■ RECORDS FOR THIS TASK ■
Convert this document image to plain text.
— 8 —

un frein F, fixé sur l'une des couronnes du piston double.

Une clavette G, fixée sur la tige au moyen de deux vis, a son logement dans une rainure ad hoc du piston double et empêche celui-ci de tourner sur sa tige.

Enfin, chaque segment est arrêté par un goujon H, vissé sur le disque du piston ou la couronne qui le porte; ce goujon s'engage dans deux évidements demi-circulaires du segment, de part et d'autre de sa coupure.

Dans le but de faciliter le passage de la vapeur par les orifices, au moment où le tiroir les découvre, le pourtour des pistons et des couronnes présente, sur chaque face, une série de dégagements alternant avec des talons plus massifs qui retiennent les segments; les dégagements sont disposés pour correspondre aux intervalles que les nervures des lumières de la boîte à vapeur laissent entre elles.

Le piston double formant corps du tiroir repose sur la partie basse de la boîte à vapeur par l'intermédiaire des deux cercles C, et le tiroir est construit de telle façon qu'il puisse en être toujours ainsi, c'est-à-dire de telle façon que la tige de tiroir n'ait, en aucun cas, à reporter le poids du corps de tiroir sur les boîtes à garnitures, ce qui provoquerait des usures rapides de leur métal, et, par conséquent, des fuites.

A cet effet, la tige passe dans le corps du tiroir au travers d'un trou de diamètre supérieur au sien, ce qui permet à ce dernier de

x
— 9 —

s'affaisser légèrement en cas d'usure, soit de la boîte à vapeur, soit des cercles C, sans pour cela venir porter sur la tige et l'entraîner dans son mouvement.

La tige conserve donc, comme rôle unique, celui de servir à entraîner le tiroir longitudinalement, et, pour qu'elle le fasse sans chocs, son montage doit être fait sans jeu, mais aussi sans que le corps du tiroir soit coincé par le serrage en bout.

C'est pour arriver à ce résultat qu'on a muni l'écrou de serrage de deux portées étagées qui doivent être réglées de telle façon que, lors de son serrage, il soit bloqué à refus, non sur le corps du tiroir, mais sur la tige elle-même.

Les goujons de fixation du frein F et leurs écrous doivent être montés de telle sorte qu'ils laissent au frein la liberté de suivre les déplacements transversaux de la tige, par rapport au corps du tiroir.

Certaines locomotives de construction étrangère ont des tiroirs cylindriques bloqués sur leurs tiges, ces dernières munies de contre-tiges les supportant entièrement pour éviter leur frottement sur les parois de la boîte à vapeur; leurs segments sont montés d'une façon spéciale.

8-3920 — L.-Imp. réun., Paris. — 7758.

■ TASK TO COMPLETE ■
Repeat back the data above, exact to the last character.

■ ANSWER ■
Convert this document image to plain text.
— 8 —

un frein F, fixé sur l'une des couronnes du piston double.

Une clavette G, fixée sur la tige au moyen de deux vis, a son logement dans une rainure ad hoc du piston double et empêche celui-ci de tourner sur sa tige.

Enfin, chaque segment est arrêté par un goujon H, vissé sur le disque du piston ou la couronne qui le porte; ce goujon s'engage dans deux évidements demi-circulaires du segment, de part et d'autre de sa coupure.

Dans le but de faciliter le passage de la vapeur par les orifices, au moment où le tiroir les découvre, le pourtour des pistons et des couronnes présente, sur chaque face, une série de dégagements alternant avec des talons plus massifs qui retiennent les segments; les dégagements sont disposés pour correspondre aux intervalles que les nervures des lumières de la boîte à vapeur laissent entre elles.

Le piston double formant corps du tiroir repose sur la partie basse de la boîte à vapeur par l'intermédiaire des deux cercles C, et le tiroir est construit de telle façon qu'il puisse en être toujours ainsi, c'est-à-dire de telle façon que la tige de tiroir n'ait, en aucun cas, à reporter le poids du corps de tiroir sur les boîtes à garnitures, ce qui provoquerait des usures rapides de leur métal, et, par conséquent, des fuites.

A cet effet, la tige passe dans le corps du tiroir au travers d'un trou de diamètre supérieur au sien, ce qui permet à ce dernier de

x
— 9 —

s'affaisser légèrement en cas d'usure, soit de la boîte à vapeur, soit des cercles C, sans pour cela venir porter sur la tige et l'entraîner dans son mouvement.

La tige conserve donc, comme rôle unique, celui de servir à entraîner le tiroir longitudinalement, et, pour qu'elle le fasse sans chocs, son montage doit être fait sans jeu, mais aussi sans que le corps du tiroir soit coincé par le serrage en bout.

C'est pour arriver à ce résultat qu'on a muni l'écrou de serrage de deux portées étagées qui doivent être réglées de telle façon que, lors de son serrage, il soit bloqué à refus, non sur le corps du tiroir, mais sur la tige elle-même.

Les goujons de fixation du frein F et leurs écrous doivent être montés de telle sorte qu'ils laissent au frein la liberté de suivre les déplacements transversaux de la tige, par rapport au corps du tiroir.

Certaines locomotives de construction étrangère ont des tiroirs cylindriques bloqués sur leurs tiges, ces dernières munies de contre-tiges les supportant entièrement pour éviter leur frottement sur les parois de la boîte à vapeur; leurs segments sont montés d'une façon spéciale.

8-3920 — L.-Imp. réun., Paris. — 7758.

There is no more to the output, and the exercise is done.